(Stored data)
[BEGIN]
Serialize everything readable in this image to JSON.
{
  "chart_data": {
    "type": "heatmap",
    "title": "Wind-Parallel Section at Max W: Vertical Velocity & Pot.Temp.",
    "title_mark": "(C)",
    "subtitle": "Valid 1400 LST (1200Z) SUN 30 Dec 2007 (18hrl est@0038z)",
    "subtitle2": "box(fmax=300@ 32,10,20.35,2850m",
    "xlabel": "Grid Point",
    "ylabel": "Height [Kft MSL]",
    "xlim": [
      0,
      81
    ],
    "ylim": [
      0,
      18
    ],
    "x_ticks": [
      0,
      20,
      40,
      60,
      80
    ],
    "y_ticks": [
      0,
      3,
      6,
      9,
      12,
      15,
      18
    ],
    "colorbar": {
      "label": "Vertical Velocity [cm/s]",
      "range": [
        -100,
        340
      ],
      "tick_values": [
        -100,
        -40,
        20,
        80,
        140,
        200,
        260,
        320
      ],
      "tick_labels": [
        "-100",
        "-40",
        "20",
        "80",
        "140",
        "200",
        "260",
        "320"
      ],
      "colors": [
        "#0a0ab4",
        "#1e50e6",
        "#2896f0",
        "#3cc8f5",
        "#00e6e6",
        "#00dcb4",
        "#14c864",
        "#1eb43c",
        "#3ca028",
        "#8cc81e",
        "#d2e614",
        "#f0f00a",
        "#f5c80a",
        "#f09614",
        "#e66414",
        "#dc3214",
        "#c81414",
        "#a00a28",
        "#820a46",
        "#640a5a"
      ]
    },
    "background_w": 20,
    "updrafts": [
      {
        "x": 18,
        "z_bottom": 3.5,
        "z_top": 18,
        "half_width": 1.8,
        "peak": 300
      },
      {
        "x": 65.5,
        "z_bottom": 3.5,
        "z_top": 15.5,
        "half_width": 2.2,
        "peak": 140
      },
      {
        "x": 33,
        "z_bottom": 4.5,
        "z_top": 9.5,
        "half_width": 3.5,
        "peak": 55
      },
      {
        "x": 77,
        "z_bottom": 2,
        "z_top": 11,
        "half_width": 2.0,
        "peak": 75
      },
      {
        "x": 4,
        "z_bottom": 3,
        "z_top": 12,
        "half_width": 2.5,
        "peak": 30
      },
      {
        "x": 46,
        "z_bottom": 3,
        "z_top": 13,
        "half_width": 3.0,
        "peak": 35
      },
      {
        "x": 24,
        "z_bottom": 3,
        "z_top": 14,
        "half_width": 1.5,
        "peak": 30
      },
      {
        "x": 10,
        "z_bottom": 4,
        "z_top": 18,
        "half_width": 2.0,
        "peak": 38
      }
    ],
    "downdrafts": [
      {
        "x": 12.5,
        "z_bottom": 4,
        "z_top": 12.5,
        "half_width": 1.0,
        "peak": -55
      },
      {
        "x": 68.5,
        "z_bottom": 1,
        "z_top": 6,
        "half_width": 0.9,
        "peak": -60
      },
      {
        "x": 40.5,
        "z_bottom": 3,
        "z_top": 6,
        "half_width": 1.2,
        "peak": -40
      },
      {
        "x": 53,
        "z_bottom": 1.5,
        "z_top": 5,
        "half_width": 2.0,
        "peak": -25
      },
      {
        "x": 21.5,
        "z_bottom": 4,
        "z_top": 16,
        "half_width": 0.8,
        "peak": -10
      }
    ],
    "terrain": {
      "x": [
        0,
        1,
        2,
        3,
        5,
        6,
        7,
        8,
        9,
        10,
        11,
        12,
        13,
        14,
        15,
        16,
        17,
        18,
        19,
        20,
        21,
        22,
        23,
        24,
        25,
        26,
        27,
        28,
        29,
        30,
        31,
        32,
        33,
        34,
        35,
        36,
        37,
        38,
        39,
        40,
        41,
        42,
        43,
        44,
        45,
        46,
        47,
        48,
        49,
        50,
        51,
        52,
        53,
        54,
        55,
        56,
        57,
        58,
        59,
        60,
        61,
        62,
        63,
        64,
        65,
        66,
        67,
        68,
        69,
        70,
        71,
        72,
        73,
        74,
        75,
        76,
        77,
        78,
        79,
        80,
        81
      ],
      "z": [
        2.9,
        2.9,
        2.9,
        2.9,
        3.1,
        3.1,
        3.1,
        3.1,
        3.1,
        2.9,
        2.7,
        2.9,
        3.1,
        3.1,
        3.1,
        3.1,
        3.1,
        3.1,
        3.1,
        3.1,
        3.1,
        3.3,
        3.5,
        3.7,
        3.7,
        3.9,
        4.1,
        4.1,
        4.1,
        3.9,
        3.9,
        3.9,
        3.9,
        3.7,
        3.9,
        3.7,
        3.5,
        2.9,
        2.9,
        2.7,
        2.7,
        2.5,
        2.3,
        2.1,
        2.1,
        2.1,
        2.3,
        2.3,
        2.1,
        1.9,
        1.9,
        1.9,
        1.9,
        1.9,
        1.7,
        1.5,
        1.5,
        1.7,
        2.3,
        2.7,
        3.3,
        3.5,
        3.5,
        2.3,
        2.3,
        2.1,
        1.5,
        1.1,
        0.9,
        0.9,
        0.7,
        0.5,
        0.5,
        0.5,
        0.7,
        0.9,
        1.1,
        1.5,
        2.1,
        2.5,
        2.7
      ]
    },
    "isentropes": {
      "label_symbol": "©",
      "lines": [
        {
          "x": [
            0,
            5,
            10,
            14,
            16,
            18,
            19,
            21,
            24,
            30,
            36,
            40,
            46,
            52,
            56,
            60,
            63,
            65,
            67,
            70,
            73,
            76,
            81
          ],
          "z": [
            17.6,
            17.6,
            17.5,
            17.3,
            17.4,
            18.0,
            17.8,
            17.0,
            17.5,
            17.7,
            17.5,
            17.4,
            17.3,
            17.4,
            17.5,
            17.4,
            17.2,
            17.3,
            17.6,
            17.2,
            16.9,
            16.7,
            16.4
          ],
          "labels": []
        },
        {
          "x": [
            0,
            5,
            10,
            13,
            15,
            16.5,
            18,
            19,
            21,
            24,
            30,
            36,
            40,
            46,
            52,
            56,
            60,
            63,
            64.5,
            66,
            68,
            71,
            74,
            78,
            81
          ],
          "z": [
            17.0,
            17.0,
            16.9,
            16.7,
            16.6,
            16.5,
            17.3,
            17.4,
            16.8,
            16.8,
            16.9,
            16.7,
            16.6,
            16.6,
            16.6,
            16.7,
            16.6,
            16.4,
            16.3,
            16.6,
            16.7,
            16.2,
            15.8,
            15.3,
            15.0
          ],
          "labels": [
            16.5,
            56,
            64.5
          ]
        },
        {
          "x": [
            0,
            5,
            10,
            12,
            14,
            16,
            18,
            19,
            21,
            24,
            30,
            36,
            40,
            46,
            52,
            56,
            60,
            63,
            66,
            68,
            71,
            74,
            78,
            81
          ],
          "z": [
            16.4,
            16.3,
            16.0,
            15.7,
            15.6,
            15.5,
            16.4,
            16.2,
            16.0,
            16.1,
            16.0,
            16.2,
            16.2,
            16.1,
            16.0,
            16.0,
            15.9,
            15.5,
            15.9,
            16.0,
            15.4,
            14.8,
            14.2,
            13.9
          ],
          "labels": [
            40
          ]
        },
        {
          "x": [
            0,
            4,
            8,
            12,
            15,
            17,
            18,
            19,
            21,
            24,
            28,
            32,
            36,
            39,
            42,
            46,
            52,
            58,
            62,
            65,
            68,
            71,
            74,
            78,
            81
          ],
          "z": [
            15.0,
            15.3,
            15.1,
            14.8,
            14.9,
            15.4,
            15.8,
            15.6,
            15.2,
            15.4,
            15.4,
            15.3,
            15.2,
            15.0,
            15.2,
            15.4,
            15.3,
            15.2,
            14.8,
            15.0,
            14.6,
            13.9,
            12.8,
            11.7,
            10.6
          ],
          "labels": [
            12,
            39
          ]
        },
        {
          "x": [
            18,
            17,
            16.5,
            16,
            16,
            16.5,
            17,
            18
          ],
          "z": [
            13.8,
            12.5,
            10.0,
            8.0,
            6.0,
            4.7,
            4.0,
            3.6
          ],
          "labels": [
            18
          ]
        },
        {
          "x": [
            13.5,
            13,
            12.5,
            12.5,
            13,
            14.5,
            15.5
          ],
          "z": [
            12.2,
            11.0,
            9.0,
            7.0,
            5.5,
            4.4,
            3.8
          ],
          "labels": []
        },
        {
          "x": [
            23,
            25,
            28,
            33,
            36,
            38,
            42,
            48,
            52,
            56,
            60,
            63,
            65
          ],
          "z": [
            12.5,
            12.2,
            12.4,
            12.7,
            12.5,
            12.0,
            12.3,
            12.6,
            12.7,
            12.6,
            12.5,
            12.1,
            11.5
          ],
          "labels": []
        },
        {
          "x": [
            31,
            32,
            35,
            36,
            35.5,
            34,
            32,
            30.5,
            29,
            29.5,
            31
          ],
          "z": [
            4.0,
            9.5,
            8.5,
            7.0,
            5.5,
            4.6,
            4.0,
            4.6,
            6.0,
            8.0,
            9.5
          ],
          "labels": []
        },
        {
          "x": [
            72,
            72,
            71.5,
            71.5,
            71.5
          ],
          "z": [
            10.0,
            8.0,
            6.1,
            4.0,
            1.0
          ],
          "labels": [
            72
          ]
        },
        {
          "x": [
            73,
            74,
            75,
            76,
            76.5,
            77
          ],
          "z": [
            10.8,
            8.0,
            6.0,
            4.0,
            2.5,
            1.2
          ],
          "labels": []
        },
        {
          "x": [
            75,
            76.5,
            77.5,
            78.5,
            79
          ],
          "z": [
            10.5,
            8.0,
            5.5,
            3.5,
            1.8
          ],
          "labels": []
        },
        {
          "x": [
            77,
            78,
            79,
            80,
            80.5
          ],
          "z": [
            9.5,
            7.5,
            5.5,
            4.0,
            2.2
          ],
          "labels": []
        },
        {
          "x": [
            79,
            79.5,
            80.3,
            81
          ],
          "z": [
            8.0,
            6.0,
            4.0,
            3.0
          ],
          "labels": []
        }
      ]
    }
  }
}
[END]
▶ [WHAT IS NEEDED] Pick every line with "Velocity" in it and copy it.

▶ [TASK RESULT]
    "title": "Wind-Parallel Section at Max W: Vertical Velocity & Pot.Temp.",
      "label": "Vertical Velocity [cm/s]",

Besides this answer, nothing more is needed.